***** Exercise materials *****

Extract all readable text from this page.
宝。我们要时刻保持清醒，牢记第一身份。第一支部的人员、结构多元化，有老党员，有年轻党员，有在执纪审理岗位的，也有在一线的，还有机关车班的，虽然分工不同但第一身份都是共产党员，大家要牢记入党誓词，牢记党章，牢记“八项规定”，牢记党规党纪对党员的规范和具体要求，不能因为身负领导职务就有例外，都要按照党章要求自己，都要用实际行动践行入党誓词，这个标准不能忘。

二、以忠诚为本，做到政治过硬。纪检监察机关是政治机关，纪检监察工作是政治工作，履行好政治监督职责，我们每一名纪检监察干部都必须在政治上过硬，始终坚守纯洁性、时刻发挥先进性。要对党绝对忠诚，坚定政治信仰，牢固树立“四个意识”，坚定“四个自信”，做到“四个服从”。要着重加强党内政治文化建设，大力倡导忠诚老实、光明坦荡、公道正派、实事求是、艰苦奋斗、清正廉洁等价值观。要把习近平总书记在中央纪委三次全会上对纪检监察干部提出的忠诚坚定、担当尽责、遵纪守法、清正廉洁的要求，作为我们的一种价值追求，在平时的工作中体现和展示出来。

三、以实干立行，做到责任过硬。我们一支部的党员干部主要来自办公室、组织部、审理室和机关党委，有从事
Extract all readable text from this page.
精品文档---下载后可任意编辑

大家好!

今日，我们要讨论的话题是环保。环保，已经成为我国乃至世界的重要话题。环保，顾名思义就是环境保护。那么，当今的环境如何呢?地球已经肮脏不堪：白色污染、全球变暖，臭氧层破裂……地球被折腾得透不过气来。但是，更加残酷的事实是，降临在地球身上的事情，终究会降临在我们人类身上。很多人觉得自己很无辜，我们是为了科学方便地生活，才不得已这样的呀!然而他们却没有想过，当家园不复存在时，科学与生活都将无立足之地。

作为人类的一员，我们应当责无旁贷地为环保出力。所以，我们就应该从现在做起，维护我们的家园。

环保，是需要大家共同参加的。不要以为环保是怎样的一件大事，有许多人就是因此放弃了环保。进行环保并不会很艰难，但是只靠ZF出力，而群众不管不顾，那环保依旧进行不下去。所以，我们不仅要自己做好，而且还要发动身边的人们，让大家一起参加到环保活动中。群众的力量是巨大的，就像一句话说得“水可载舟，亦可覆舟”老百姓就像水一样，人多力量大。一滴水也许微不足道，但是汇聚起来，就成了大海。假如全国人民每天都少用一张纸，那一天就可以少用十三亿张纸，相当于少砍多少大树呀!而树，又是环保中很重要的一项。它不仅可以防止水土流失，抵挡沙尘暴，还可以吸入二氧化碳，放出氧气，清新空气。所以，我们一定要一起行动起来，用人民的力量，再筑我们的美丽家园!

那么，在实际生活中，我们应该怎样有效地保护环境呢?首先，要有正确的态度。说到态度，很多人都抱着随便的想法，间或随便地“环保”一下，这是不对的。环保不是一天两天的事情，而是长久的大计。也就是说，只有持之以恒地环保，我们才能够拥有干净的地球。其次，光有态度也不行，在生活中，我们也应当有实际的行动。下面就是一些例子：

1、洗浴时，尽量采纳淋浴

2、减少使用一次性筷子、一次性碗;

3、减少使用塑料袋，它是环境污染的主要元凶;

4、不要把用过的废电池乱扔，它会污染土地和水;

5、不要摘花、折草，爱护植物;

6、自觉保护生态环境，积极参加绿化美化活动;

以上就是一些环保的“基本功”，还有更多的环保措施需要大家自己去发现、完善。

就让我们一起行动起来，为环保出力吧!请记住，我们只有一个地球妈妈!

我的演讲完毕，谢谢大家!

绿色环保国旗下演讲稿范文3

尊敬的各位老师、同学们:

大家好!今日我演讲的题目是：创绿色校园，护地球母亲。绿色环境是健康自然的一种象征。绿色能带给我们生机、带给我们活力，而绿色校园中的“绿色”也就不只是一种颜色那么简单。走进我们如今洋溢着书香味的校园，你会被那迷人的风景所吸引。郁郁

*****

* Work to do: Reproduce each entry exactly, leaving out nothing.

* The solution:
Extract all readable text from this page.
宝。我们要时刻保持清醒，牢记第一身份。第一支部的人员、结构多元化，有老党员，有年轻党员，有在执纪审理岗位的，也有在一线的，还有机关车班的，虽然分工不同但第一身份都是共产党员，大家要牢记入党誓词，牢记党章，牢记“八项规定”，牢记党规党纪对党员的规范和具体要求，不能因为身负领导职务就有例外，都要按照党章要求自己，都要用实际行动践行入党誓词，这个标准不能忘。

二、以忠诚为本，做到政治过硬。纪检监察机关是政治机关，纪检监察工作是政治工作，履行好政治监督职责，我们每一名纪检监察干部都必须在政治上过硬，始终坚守纯洁性、时刻发挥先进性。要对党绝对忠诚，坚定政治信仰，牢固树立“四个意识”，坚定“四个自信”，做到“四个服从”。要着重加强党内政治文化建设，大力倡导忠诚老实、光明坦荡、公道正派、实事求是、艰苦奋斗、清正廉洁等价值观。要把习近平总书记在中央纪委三次全会上对纪检监察干部提出的忠诚坚定、担当尽责、遵纪守法、清正廉洁的要求，作为我们的一种价值追求，在平时的工作中体现和展示出来。

三、以实干立行，做到责任过硬。我们一支部的党员干部主要来自办公室、组织部、审理室和机关党委，有从事
Extract all readable text from this page.
精品文档---下载后可任意编辑

大家好!

今日，我们要讨论的话题是环保。环保，已经成为我国乃至世界的重要话题。环保，顾名思义就是环境保护。那么，当今的环境如何呢?地球已经肮脏不堪：白色污染、全球变暖，臭氧层破裂……地球被折腾得透不过气来。但是，更加残酷的事实是，降临在地球身上的事情，终究会降临在我们人类身上。很多人觉得自己很无辜，我们是为了科学方便地生活，才不得已这样的呀!然而他们却没有想过，当家园不复存在时，科学与生活都将无立足之地。

作为人类的一员，我们应当责无旁贷地为环保出力。所以，我们就应该从现在做起，维护我们的家园。

环保，是需要大家共同参加的。不要以为环保是怎样的一件大事，有许多人就是因此放弃了环保。进行环保并不会很艰难，但是只靠ZF出力，而群众不管不顾，那环保依旧进行不下去。所以，我们不仅要自己做好，而且还要发动身边的人们，让大家一起参加到环保活动中。群众的力量是巨大的，就像一句话说得“水可载舟，亦可覆舟”老百姓就像水一样，人多力量大。一滴水也许微不足道，但是汇聚起来，就成了大海。假如全国人民每天都少用一张纸，那一天就可以少用十三亿张纸，相当于少砍多少大树呀!而树，又是环保中很重要的一项。它不仅可以防止水土流失，抵挡沙尘暴，还可以吸入二氧化碳，放出氧气，清新空气。所以，我们一定要一起行动起来，用人民的力量，再筑我们的美丽家园!

那么，在实际生活中，我们应该怎样有效地保护环境呢?首先，要有正确的态度。说到态度，很多人都抱着随便的想法，间或随便地“环保”一下，这是不对的。环保不是一天两天的事情，而是长久的大计。也就是说，只有持之以恒地环保，我们才能够拥有干净的地球。其次，光有态度也不行，在生活中，我们也应当有实际的行动。下面就是一些例子：

1、洗浴时，尽量采纳淋浴

2、减少使用一次性筷子、一次性碗;

3、减少使用塑料袋，它是环境污染的主要元凶;

4、不要把用过的废电池乱扔，它会污染土地和水;

5、不要摘花、折草，爱护植物;

6、自觉保护生态环境，积极参加绿化美化活动;

以上就是一些环保的“基本功”，还有更多的环保措施需要大家自己去发现、完善。

就让我们一起行动起来，为环保出力吧!请记住，我们只有一个地球妈妈!

我的演讲完毕，谢谢大家!

绿色环保国旗下演讲稿范文3

尊敬的各位老师、同学们:

大家好!今日我演讲的题目是：创绿色校园，护地球母亲。绿色环境是健康自然的一种象征。绿色能带给我们生机、带给我们活力，而绿色校园中的“绿色”也就不只是一种颜色那么简单。走进我们如今洋溢着书香味的校园，你会被那迷人的风景所吸引。郁郁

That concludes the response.